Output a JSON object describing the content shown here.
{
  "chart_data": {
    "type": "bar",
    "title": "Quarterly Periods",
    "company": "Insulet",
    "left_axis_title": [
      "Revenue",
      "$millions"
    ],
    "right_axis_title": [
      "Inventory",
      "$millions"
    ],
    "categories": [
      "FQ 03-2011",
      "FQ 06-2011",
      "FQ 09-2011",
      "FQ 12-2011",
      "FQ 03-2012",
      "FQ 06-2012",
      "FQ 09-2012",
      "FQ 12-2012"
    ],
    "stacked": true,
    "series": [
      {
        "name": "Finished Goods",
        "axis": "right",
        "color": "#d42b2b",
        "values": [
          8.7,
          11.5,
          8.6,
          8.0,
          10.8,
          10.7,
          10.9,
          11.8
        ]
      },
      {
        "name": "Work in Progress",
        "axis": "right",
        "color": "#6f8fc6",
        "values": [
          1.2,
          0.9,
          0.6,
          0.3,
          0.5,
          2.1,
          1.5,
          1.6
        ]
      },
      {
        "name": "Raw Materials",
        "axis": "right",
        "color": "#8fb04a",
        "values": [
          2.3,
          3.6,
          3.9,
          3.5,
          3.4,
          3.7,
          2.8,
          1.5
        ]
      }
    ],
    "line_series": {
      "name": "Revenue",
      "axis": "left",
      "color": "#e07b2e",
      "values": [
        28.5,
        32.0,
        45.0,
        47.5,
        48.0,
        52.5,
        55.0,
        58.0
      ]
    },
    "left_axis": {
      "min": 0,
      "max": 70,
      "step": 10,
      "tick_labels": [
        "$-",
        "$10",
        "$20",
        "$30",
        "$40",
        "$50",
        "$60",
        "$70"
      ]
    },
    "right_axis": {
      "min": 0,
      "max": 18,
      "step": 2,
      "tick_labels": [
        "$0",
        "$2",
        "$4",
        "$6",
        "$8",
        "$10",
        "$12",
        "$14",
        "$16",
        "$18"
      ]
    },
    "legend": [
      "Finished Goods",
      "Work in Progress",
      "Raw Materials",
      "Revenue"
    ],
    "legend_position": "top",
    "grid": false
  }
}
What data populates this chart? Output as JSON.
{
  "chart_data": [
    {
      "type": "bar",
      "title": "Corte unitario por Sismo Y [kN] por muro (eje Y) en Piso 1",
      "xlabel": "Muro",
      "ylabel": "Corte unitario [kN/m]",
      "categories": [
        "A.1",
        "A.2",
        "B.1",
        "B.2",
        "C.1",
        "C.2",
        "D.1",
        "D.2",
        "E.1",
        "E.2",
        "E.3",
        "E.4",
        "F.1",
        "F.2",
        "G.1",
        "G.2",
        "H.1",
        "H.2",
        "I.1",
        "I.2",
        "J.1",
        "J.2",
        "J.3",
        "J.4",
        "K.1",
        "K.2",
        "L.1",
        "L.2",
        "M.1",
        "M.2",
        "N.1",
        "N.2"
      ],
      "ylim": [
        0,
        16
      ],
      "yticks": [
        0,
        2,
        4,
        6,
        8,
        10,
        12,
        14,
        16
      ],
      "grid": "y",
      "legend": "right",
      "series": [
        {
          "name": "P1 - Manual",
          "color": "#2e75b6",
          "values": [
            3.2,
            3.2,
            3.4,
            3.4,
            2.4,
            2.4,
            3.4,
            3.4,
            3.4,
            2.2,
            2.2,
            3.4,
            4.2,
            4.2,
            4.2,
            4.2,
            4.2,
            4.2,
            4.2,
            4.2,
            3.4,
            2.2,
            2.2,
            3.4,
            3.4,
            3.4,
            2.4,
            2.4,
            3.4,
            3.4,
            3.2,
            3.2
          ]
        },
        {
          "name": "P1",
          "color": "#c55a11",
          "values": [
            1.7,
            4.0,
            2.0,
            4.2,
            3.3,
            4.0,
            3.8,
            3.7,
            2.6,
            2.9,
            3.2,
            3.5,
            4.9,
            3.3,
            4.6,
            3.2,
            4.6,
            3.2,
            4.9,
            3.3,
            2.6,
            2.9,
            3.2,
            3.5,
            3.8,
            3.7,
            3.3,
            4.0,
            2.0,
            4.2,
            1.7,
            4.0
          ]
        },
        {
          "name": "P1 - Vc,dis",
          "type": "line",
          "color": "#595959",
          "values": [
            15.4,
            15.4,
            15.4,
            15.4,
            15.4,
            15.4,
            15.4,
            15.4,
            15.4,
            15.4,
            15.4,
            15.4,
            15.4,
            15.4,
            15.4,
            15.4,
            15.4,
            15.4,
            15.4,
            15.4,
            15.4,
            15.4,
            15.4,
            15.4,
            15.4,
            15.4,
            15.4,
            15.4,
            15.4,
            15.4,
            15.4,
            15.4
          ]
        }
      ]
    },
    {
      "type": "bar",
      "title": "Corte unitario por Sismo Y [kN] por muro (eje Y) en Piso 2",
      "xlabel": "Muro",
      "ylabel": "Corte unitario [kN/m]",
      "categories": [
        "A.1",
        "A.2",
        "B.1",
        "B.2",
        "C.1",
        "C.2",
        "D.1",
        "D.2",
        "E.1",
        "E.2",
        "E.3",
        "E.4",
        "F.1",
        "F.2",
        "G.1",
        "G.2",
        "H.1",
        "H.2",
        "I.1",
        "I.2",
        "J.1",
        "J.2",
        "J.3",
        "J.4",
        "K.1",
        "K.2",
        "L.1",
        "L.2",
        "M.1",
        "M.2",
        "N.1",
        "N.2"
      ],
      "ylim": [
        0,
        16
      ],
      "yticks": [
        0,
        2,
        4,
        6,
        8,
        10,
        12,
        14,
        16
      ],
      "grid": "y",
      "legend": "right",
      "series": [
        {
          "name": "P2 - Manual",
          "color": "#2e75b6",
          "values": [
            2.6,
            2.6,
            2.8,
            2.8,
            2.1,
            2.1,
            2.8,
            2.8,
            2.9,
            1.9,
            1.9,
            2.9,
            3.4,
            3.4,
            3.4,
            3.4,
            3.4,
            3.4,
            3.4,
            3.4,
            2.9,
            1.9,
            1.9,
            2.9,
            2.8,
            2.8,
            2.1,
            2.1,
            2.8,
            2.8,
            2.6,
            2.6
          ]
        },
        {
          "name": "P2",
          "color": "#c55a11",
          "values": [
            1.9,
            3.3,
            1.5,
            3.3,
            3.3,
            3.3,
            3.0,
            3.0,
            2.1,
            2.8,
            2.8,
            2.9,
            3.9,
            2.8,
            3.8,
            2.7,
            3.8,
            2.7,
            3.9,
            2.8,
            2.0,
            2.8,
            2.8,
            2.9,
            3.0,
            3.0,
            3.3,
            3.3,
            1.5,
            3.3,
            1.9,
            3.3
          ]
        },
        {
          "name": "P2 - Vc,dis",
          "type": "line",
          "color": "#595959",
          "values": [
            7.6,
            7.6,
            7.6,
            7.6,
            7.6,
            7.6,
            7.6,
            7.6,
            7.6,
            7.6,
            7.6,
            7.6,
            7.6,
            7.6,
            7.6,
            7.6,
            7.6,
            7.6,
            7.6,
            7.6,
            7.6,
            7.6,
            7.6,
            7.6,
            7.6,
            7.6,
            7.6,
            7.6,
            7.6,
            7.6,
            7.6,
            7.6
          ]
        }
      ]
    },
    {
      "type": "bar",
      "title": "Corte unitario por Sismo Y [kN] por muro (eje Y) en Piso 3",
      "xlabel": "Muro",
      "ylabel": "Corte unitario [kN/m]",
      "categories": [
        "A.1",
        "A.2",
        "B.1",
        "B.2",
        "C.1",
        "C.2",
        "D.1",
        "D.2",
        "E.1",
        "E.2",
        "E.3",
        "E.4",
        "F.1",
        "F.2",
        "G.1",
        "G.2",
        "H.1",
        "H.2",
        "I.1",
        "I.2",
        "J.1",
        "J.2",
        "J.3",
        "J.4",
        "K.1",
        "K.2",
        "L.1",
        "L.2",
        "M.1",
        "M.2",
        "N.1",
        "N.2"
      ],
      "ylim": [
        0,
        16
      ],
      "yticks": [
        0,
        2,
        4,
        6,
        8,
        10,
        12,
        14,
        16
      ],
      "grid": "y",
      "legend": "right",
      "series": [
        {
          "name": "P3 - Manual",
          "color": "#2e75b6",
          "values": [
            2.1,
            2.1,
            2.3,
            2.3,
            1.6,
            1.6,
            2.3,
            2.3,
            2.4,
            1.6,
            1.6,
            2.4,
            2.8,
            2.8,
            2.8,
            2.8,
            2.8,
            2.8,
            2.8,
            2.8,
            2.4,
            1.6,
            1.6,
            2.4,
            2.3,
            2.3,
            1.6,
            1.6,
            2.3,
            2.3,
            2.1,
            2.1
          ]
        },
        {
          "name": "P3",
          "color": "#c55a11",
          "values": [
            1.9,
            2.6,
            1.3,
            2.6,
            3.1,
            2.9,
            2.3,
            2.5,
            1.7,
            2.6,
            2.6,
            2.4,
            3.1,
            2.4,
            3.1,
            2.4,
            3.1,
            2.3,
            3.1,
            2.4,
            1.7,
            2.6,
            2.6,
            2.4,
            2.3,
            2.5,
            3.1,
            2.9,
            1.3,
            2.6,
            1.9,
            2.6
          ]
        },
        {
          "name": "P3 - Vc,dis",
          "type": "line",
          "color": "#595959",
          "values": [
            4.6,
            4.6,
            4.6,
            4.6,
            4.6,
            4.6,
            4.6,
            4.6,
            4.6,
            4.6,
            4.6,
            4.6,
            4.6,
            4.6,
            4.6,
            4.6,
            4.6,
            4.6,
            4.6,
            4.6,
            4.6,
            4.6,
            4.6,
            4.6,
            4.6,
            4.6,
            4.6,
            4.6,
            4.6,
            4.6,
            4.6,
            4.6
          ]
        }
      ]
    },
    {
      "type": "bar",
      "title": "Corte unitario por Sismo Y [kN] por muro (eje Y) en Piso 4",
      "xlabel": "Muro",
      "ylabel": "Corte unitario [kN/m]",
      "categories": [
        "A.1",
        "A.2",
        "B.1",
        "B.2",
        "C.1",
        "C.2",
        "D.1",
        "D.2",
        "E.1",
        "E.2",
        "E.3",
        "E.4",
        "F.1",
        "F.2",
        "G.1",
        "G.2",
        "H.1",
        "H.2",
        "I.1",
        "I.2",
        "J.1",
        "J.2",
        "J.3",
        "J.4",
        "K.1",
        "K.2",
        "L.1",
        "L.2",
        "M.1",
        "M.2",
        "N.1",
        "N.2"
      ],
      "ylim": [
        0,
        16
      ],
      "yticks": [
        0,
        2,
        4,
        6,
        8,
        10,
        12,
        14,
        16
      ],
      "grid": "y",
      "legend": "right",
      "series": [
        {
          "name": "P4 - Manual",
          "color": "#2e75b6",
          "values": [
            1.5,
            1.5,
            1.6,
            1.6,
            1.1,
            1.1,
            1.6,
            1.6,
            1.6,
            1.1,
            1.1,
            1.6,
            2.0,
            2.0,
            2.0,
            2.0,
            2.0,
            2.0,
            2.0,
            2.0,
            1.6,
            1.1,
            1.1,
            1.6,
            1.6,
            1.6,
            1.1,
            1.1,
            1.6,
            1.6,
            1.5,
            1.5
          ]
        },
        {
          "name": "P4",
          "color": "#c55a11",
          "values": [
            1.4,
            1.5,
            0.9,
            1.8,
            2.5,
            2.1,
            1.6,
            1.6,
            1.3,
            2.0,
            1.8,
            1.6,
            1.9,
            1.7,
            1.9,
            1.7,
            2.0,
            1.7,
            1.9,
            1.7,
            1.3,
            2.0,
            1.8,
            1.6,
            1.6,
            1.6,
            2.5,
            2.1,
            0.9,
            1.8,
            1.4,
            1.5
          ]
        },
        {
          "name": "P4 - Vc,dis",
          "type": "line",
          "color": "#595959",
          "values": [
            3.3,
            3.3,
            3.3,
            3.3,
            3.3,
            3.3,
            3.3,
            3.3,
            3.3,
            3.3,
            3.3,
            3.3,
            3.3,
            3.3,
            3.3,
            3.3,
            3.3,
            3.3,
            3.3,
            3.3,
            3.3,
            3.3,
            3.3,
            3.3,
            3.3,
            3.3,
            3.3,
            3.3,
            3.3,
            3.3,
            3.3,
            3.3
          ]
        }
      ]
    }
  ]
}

▬▬▬▬▬▬

Find every line in the records above that contains the word "Work", and copy each one.

        "name": "Work in Progress",
      "Work in Progress",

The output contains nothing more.